▸ Do this:
Would you restate all the data that follows, word for word?

▸ Records for the task:
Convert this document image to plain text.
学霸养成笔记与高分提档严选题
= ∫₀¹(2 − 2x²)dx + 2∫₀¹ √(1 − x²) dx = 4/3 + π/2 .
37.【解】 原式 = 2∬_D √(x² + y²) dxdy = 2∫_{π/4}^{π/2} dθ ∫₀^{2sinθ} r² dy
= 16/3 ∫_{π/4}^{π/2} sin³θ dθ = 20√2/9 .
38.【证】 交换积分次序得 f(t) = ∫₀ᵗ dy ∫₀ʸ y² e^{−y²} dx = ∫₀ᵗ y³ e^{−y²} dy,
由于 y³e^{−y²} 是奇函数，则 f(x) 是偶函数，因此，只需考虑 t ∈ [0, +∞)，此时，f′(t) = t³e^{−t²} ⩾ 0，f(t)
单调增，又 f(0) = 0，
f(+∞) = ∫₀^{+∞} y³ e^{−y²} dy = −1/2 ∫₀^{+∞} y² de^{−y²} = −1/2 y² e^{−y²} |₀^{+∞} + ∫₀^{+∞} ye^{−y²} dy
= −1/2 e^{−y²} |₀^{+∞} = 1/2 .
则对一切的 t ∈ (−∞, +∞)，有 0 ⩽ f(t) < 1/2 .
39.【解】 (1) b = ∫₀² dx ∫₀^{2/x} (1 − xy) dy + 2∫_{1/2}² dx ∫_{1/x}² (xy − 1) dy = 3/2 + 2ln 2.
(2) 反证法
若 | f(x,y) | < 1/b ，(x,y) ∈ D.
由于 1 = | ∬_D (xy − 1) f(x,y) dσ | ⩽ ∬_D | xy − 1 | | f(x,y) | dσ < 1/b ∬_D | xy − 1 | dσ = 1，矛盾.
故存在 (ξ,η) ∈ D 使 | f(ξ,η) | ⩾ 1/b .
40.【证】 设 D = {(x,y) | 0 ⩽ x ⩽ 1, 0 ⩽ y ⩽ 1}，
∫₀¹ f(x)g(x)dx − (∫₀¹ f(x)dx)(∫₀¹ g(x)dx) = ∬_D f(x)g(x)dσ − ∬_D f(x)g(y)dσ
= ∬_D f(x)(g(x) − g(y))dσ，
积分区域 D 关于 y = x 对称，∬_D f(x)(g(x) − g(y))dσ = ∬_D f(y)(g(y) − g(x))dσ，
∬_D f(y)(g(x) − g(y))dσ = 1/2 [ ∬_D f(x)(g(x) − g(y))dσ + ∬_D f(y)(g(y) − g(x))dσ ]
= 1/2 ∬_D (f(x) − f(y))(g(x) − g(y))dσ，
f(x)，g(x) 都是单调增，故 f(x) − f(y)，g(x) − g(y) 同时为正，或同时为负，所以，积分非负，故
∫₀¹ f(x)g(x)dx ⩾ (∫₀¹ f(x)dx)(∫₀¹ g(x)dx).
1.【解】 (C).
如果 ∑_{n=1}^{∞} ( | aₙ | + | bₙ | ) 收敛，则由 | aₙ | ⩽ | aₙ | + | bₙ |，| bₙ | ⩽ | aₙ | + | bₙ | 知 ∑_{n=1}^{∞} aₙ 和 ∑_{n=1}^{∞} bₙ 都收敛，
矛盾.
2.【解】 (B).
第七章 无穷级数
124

▸ Written answer:
Convert this document image to plain text.
学霸养成笔记与高分提档严选题
= ∫₀¹(2 − 2x²)dx + 2∫₀¹ √(1 − x²) dx = 4/3 + π/2 .
37.【解】 原式 = 2∬_D √(x² + y²) dxdy = 2∫_{π/4}^{π/2} dθ ∫₀^{2sinθ} r² dy
= 16/3 ∫_{π/4}^{π/2} sin³θ dθ = 20√2/9 .
38.【证】 交换积分次序得 f(t) = ∫₀ᵗ dy ∫₀ʸ y² e^{−y²} dx = ∫₀ᵗ y³ e^{−y²} dy,
由于 y³e^{−y²} 是奇函数，则 f(x) 是偶函数，因此，只需考虑 t ∈ [0, +∞)，此时，f′(t) = t³e^{−t²} ⩾ 0，f(t)
单调增，又 f(0) = 0，
f(+∞) = ∫₀^{+∞} y³ e^{−y²} dy = −1/2 ∫₀^{+∞} y² de^{−y²} = −1/2 y² e^{−y²} |₀^{+∞} + ∫₀^{+∞} ye^{−y²} dy
= −1/2 e^{−y²} |₀^{+∞} = 1/2 .
则对一切的 t ∈ (−∞, +∞)，有 0 ⩽ f(t) < 1/2 .
39.【解】 (1) b = ∫₀² dx ∫₀^{2/x} (1 − xy) dy + 2∫_{1/2}² dx ∫_{1/x}² (xy − 1) dy = 3/2 + 2ln 2.
(2) 反证法
若 | f(x,y) | < 1/b ，(x,y) ∈ D.
由于 1 = | ∬_D (xy − 1) f(x,y) dσ | ⩽ ∬_D | xy − 1 | | f(x,y) | dσ < 1/b ∬_D | xy − 1 | dσ = 1，矛盾.
故存在 (ξ,η) ∈ D 使 | f(ξ,η) | ⩾ 1/b .
40.【证】 设 D = {(x,y) | 0 ⩽ x ⩽ 1, 0 ⩽ y ⩽ 1}，
∫₀¹ f(x)g(x)dx − (∫₀¹ f(x)dx)(∫₀¹ g(x)dx) = ∬_D f(x)g(x)dσ − ∬_D f(x)g(y)dσ
= ∬_D f(x)(g(x) − g(y))dσ，
积分区域 D 关于 y = x 对称，∬_D f(x)(g(x) − g(y))dσ = ∬_D f(y)(g(y) − g(x))dσ，
∬_D f(y)(g(x) − g(y))dσ = 1/2 [ ∬_D f(x)(g(x) − g(y))dσ + ∬_D f(y)(g(y) − g(x))dσ ]
= 1/2 ∬_D (f(x) − f(y))(g(x) − g(y))dσ，
f(x)，g(x) 都是单调增，故 f(x) − f(y)，g(x) − g(y) 同时为正，或同时为负，所以，积分非负，故
∫₀¹ f(x)g(x)dx ⩾ (∫₀¹ f(x)dx)(∫₀¹ g(x)dx).
1.【解】 (C).
如果 ∑_{n=1}^{∞} ( | aₙ | + | bₙ | ) 收敛，则由 | aₙ | ⩽ | aₙ | + | bₙ |，| bₙ | ⩽ | aₙ | + | bₙ | 知 ∑_{n=1}^{∞} aₙ 和 ∑_{n=1}^{∞} bₙ 都收敛，
矛盾.
2.【解】 (B).
第七章 无穷级数
124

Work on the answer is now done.